Page extract
>> start

Update: Gold built on the previous day's post-FOMC rebound from the vicinity of the $1,790 horizontal support and gained strong follow-through traction on Thursday. This marked the third successive day of a positive move and was sponsored by the heavily offered tone surrounding the US dollar. A weaker greenback tends to benefit dollar-denominated commodities, including gold.

The USD continues to be weighed down by the Fed Chair Jerome Powell's dovish turn at the post-meeting press conference on Wednesday and was further pressured by Thursday's disappointing US macro releases. The first estimate showed that the world's largest economy expanded by 6.5% annualized pace during the April-June period, missing consensus estimates pointing to an 8.5% growth.

>> end

Requirement 1
In the gold market update, what annualized growth pace did the first estimate show for the US economy in the April-June period?

Material
>> start

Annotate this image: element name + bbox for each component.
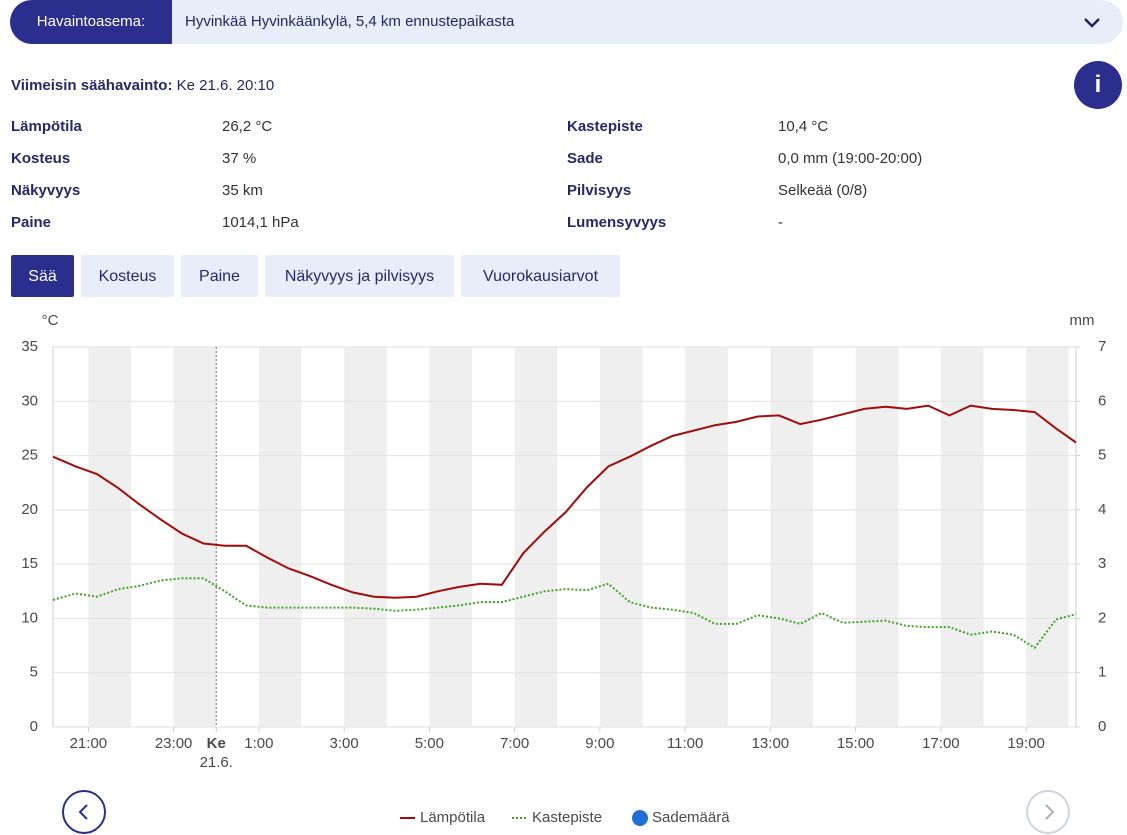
x-tick-label: 11:00 bbox=[667, 735, 703, 752]
y-tick-label: 30 bbox=[21, 392, 38, 409]
station-value: Hyvinkää Hyvinkäänkylä, 5,4 km ennustepa… bbox=[185, 13, 515, 30]
observation-value: Selkeää (0/8) bbox=[778, 182, 868, 199]
y2-tick-label: 2 bbox=[1098, 609, 1106, 626]
y2-tick-label: 0 bbox=[1098, 718, 1106, 735]
y2-tick-label: 4 bbox=[1098, 501, 1106, 518]
hour-stripe bbox=[514, 347, 558, 727]
y-tick-label: 20 bbox=[21, 501, 38, 518]
legend-marker bbox=[632, 810, 648, 826]
tab[interactable]: Sää bbox=[11, 255, 74, 297]
tab[interactable]: Vuorokausiarvot bbox=[461, 255, 620, 297]
observation-label: Kosteus bbox=[11, 150, 71, 167]
observation-value: 1014,1 hPa bbox=[222, 214, 299, 231]
y2-tick-label: 3 bbox=[1098, 555, 1106, 572]
observation-value: 37 % bbox=[222, 150, 257, 167]
observation-label: Lumensyvyys bbox=[567, 214, 667, 231]
x-tick-label: 9:00 bbox=[585, 735, 614, 752]
observation-label: Lämpötila bbox=[11, 118, 82, 135]
next-button[interactable] bbox=[1026, 790, 1070, 834]
x-tick-label: 23:00 bbox=[155, 735, 193, 752]
hour-stripe bbox=[258, 347, 302, 727]
latest-label: Viimeisin säähavainto: bbox=[11, 77, 173, 94]
prev-icon bbox=[78, 804, 88, 820]
x-tick-label: 3:00 bbox=[330, 735, 359, 752]
x-tick-label: 1:00 bbox=[244, 735, 273, 752]
hour-stripe bbox=[88, 347, 132, 727]
prev-button[interactable] bbox=[62, 790, 106, 834]
x-tick-label: 19:00 bbox=[1007, 735, 1045, 752]
hour-stripe bbox=[855, 347, 899, 727]
series-line bbox=[52, 404, 1077, 599]
y2-tick-label: 7 bbox=[1098, 338, 1106, 355]
observation-value: 26,2 °C bbox=[222, 118, 273, 135]
hour-stripe bbox=[344, 347, 387, 727]
x-tick-label: 13:00 bbox=[752, 735, 790, 752]
hour-stripe bbox=[599, 347, 643, 727]
chevron-icon bbox=[1084, 18, 1100, 28]
y-tick-label: 0 bbox=[30, 718, 38, 735]
y2-tick-label: 1 bbox=[1098, 664, 1106, 681]
tab[interactable]: Kosteus bbox=[81, 255, 174, 297]
x-tick-label: 21:00 bbox=[70, 735, 108, 752]
latest-observation: Viimeisin säähavainto: Ke 21.6. 20:10 bbox=[11, 77, 274, 94]
next-icon bbox=[1045, 804, 1055, 820]
tab[interactable]: Paine bbox=[181, 255, 258, 297]
station-label: Havaintoasema: bbox=[10, 0, 172, 44]
observation-value: 35 km bbox=[222, 182, 263, 199]
chart: °C mm 0 5 10 15 20 25 30 35 0 1 2 3 4 5 6 7 21:00 23:00 Ke 21… bbox=[21, 312, 1106, 826]
hour-stripe bbox=[1026, 347, 1069, 727]
observation-label: Pilvisyys bbox=[567, 182, 632, 199]
y-tick-label: 5 bbox=[30, 664, 38, 681]
legend-label: Kastepiste bbox=[532, 809, 602, 826]
station-dropdown[interactable]: Havaintoasema: Hyvinkää Hyvinkäänkylä, 5… bbox=[10, 0, 1123, 44]
observation-label: Kastepiste bbox=[567, 118, 643, 135]
y-unit: °C bbox=[42, 312, 59, 329]
x-tick-label: Ke bbox=[207, 735, 226, 752]
x-tick-label: 5:00 bbox=[415, 735, 444, 752]
x-tick-sublabel: 21.6. bbox=[200, 754, 233, 771]
observation-label: Sade bbox=[567, 150, 603, 167]
latest-value: Ke 21.6. 20:10 bbox=[176, 77, 275, 94]
hour-stripe bbox=[685, 347, 728, 727]
y-tick-label: 35 bbox=[21, 338, 38, 355]
observation-value: 0,0 mm (19:00-20:00) bbox=[778, 150, 923, 167]
tab[interactable]: Näkyvyys ja pilvisyys bbox=[265, 255, 454, 297]
hour-stripe bbox=[429, 347, 473, 727]
observation-label: Paine bbox=[11, 214, 52, 231]
y2-tick-label: 5 bbox=[1098, 447, 1106, 464]
observation-value: - bbox=[778, 214, 783, 231]
y2-tick-label: 6 bbox=[1098, 392, 1106, 409]
hour-stripe bbox=[173, 347, 217, 727]
info-button[interactable]: i bbox=[1074, 61, 1122, 109]
hour-stripe bbox=[770, 347, 814, 727]
y-tick-label: 10 bbox=[21, 609, 38, 626]
legend-label: Sademäärä bbox=[652, 809, 730, 826]
y-tick-label: 15 bbox=[21, 555, 38, 572]
x-tick-label: 7:00 bbox=[500, 735, 529, 752]
y-tick-label: 25 bbox=[21, 447, 38, 464]
y2-unit: mm bbox=[1070, 312, 1095, 329]
x-tick-label: 17:00 bbox=[922, 735, 960, 752]
hour-stripe bbox=[940, 347, 984, 727]
legend-label: Lämpötila bbox=[420, 809, 486, 826]
x-tick-label: 15:00 bbox=[837, 735, 875, 752]
observation-label: Näkyvyys bbox=[11, 182, 81, 199]
observation-value: 10,4 °C bbox=[778, 118, 829, 135]
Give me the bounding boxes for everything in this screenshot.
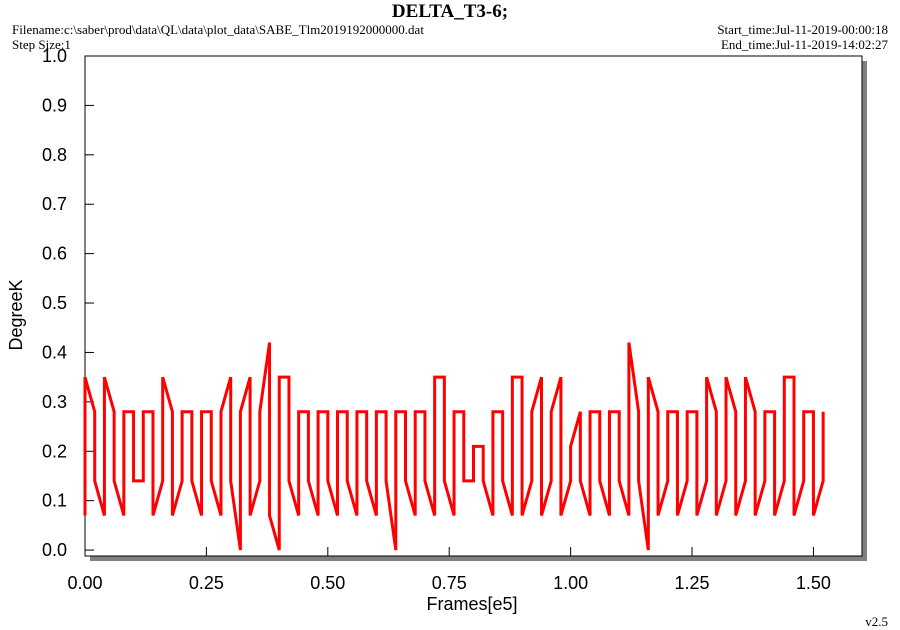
filename: Filename:c:\saber\prod\data\QL\data\plot… <box>12 22 424 37</box>
x-tick-label: 1.00 <box>553 573 588 593</box>
chart-title: DELTA_T3-6; <box>392 1 508 22</box>
x-tick-label: 1.50 <box>796 573 831 593</box>
y-tick-label: 0.6 <box>42 244 67 264</box>
y-axis-label: DegreeK <box>6 279 26 350</box>
y-tick-label: 1.0 <box>42 46 67 66</box>
y-tick-label: 0.7 <box>42 194 67 214</box>
step-size: Step Size:1 <box>12 37 71 52</box>
x-axis-label: Frames[e5] <box>426 594 517 614</box>
end-time: End_time:Jul-11-2019-14:02:27 <box>721 37 889 52</box>
x-tick-label: 0.00 <box>67 573 102 593</box>
x-tick-label: 0.25 <box>189 573 224 593</box>
version: v2.5 <box>865 614 888 629</box>
y-tick-label: 0.2 <box>42 441 67 461</box>
y-tick-label: 0.1 <box>42 491 67 511</box>
x-tick-label: 1.25 <box>675 573 710 593</box>
x-tick-label: 0.50 <box>310 573 345 593</box>
y-tick-label: 0.5 <box>42 293 67 313</box>
y-tick-label: 0.9 <box>42 95 67 115</box>
y-tick-label: 0.3 <box>42 392 67 412</box>
start-time: Start_time:Jul-11-2019-00:00:18 <box>717 22 888 37</box>
x-tick-label: 0.75 <box>432 573 467 593</box>
y-tick-label: 0.0 <box>42 540 67 560</box>
y-tick-label: 0.4 <box>42 342 67 362</box>
y-tick-label: 0.8 <box>42 145 67 165</box>
data-line <box>83 342 825 551</box>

>> end

Requirement 2
In the records, rewrite everything from the line containing "filename: Filename:c:\saber\prod\data\QL\data\plot… <box>12" down to the line containing "x-axis-label: Frames[e5] <box>426", replacing "y-tick-label" with "y-axis-tick" and leaving all else unchanged.

Task response 1
6.5%

Task response 2
filename: Filename:c:\saber\prod\data\QL\data\plot… <box>12 22 424 37</box>
x-tick-label: 1.00 <box>553 573 588 593</box>
chart-title: DELTA_T3-6; <box>392 1 508 22</box>
x-tick-label: 1.50 <box>796 573 831 593</box>
y-axis-tick: 0.6 <box>42 244 67 264</box>
y-axis-label: DegreeK <box>6 279 26 350</box>
y-axis-tick: 1.0 <box>42 46 67 66</box>
y-axis-tick: 0.7 <box>42 194 67 214</box>
step-size: Step Size:1 <box>12 37 71 52</box>
x-axis-label: Frames[e5] <box>426 594 517 614</box>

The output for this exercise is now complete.